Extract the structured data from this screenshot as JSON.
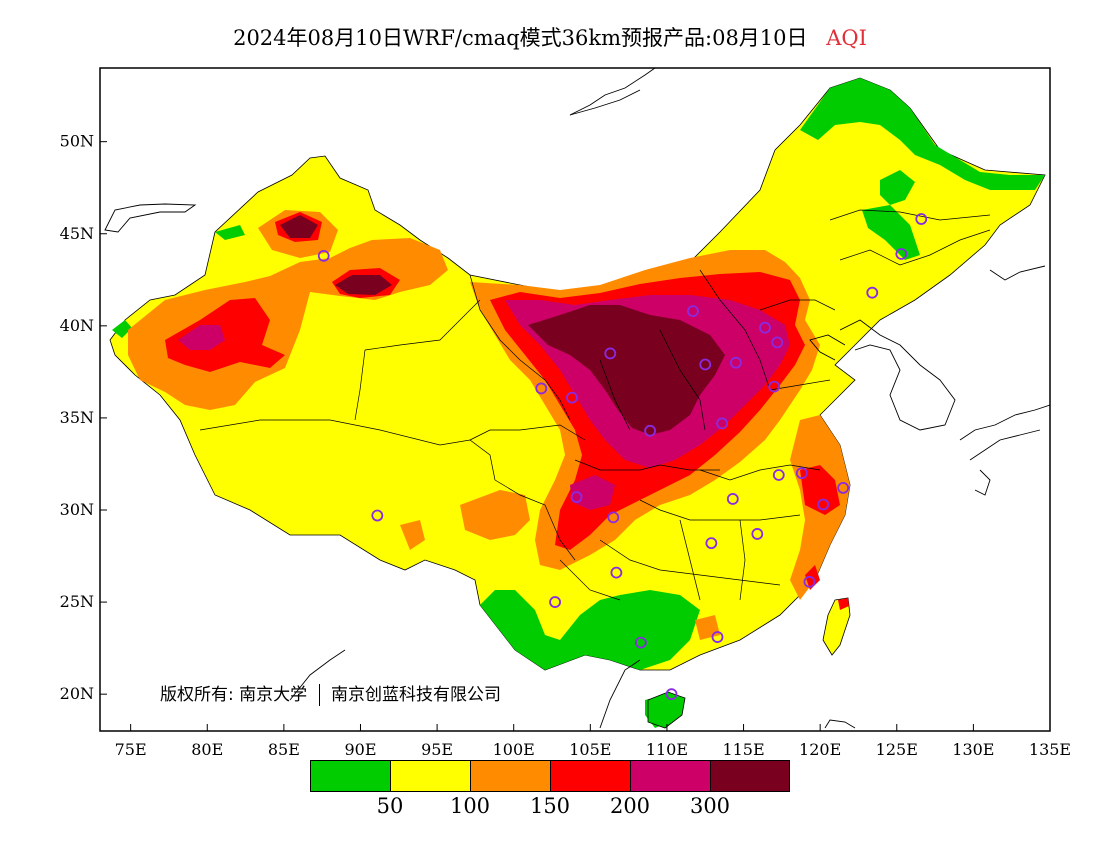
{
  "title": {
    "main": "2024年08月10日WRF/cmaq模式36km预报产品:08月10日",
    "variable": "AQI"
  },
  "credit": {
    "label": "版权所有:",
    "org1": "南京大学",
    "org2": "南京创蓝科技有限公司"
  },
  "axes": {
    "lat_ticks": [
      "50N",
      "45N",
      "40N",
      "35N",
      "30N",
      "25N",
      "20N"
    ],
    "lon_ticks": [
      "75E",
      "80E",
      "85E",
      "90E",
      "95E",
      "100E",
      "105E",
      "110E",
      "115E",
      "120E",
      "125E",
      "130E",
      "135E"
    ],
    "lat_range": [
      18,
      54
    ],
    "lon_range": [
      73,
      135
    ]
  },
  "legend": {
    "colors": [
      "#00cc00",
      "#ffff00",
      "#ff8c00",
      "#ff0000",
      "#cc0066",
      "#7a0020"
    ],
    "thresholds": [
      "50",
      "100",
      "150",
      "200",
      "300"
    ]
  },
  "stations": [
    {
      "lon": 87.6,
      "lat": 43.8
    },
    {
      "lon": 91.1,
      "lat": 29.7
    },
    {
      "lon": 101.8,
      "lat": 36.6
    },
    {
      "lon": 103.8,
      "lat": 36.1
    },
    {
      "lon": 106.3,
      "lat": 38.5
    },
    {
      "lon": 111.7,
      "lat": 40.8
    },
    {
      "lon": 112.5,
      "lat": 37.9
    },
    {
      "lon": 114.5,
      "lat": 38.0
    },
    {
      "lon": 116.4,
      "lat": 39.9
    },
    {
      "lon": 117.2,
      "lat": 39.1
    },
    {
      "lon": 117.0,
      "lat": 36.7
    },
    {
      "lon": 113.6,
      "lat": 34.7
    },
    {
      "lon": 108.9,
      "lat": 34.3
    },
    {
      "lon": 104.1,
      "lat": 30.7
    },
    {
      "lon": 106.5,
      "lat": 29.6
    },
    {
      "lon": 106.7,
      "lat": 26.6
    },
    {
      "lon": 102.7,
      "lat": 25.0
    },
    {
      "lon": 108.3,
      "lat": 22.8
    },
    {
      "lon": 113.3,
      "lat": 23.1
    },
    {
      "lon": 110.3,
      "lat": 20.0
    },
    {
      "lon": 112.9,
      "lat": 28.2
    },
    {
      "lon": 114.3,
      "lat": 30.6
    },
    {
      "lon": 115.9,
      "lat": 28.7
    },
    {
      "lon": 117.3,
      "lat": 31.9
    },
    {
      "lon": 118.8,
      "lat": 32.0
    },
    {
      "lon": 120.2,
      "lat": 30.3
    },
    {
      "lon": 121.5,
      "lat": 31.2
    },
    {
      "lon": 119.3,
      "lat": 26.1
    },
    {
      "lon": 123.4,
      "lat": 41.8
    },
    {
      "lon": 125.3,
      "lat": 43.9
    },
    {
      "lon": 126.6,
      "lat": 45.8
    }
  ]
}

==

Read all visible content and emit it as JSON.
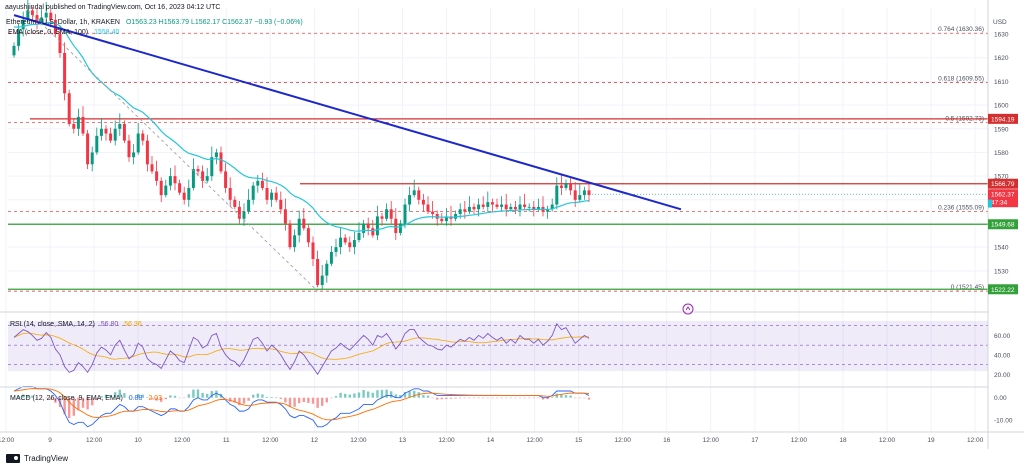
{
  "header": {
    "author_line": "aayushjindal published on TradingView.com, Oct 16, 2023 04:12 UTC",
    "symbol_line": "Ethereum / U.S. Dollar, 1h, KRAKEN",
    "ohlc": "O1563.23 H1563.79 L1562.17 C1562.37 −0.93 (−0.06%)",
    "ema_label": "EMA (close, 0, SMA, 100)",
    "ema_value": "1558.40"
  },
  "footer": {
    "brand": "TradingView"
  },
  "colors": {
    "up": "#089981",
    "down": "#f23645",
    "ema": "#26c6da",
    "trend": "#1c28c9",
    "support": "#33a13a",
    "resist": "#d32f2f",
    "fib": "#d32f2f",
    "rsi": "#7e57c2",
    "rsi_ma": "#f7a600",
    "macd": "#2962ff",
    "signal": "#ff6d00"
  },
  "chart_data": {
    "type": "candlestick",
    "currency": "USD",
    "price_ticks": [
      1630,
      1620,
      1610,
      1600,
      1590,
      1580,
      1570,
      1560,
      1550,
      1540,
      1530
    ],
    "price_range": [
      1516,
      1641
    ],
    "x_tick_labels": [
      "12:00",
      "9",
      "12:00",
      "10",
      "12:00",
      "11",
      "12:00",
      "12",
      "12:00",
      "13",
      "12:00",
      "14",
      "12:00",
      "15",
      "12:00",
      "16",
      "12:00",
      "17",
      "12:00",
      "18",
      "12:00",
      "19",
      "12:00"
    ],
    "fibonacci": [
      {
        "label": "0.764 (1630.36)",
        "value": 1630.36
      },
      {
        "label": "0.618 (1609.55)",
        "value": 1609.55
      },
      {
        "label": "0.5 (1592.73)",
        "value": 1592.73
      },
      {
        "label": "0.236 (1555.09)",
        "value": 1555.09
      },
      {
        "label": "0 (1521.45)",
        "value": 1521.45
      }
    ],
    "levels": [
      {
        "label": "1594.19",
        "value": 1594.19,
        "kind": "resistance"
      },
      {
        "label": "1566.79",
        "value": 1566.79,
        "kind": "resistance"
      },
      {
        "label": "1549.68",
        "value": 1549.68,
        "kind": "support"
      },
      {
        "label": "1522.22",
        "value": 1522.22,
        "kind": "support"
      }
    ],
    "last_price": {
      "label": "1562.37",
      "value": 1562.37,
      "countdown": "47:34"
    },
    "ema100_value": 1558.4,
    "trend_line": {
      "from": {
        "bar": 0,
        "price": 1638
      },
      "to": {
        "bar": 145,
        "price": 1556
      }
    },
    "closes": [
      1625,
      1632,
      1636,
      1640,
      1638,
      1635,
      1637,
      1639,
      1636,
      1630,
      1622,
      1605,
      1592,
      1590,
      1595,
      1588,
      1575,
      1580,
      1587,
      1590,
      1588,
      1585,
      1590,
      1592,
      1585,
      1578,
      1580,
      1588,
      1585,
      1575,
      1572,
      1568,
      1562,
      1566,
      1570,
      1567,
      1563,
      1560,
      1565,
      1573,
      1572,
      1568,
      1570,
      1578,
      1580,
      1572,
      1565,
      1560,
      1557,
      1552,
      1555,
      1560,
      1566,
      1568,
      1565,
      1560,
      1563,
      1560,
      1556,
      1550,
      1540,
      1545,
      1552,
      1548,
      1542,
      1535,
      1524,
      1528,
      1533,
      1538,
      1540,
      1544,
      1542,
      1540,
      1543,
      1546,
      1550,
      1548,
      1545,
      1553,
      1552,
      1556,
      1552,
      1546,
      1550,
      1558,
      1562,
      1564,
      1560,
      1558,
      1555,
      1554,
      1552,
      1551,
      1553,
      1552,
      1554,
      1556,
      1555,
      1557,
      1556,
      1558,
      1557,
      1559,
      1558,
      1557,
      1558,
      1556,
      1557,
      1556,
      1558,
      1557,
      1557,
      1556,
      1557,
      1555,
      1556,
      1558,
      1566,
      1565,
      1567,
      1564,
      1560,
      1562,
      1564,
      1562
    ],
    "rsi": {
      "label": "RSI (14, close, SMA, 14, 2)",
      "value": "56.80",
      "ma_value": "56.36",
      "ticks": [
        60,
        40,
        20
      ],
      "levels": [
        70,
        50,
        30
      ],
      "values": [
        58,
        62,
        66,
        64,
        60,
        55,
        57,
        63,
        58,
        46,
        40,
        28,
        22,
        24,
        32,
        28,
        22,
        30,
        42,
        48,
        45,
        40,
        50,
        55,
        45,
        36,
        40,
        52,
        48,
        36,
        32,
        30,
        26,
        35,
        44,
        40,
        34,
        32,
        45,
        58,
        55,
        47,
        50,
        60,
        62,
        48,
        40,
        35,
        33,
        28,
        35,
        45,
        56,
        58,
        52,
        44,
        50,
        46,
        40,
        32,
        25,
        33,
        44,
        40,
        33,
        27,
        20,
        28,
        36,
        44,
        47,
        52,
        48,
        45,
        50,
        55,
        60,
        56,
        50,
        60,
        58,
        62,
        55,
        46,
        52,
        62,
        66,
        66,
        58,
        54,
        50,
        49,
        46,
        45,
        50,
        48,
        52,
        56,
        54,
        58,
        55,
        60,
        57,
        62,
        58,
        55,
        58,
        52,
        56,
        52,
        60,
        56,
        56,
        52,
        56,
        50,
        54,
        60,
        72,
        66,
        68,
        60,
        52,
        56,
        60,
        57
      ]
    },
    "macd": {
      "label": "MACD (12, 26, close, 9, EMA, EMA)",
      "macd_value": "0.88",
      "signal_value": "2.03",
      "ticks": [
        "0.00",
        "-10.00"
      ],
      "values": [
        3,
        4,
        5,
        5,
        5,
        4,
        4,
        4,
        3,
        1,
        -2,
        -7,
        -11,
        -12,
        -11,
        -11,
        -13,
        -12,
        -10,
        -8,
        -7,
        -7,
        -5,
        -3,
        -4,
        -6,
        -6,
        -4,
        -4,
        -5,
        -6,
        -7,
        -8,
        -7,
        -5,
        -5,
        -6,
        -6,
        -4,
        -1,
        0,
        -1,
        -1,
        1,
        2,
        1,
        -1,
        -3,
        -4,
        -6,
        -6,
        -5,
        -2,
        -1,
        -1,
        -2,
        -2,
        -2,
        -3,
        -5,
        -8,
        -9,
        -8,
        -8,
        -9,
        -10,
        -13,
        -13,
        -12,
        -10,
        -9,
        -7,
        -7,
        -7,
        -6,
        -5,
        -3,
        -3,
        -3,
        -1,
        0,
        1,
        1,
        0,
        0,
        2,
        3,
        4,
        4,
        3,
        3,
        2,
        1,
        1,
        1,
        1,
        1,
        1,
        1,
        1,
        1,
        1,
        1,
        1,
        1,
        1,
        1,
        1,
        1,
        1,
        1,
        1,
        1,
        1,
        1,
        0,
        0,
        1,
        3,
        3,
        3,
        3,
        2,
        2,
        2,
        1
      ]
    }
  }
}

Given exercise
Take every line from the data that contains the word "JSON".

Reply
Extract the structured data from this screenshot as JSON.
Read all visible content and emit it as JSON.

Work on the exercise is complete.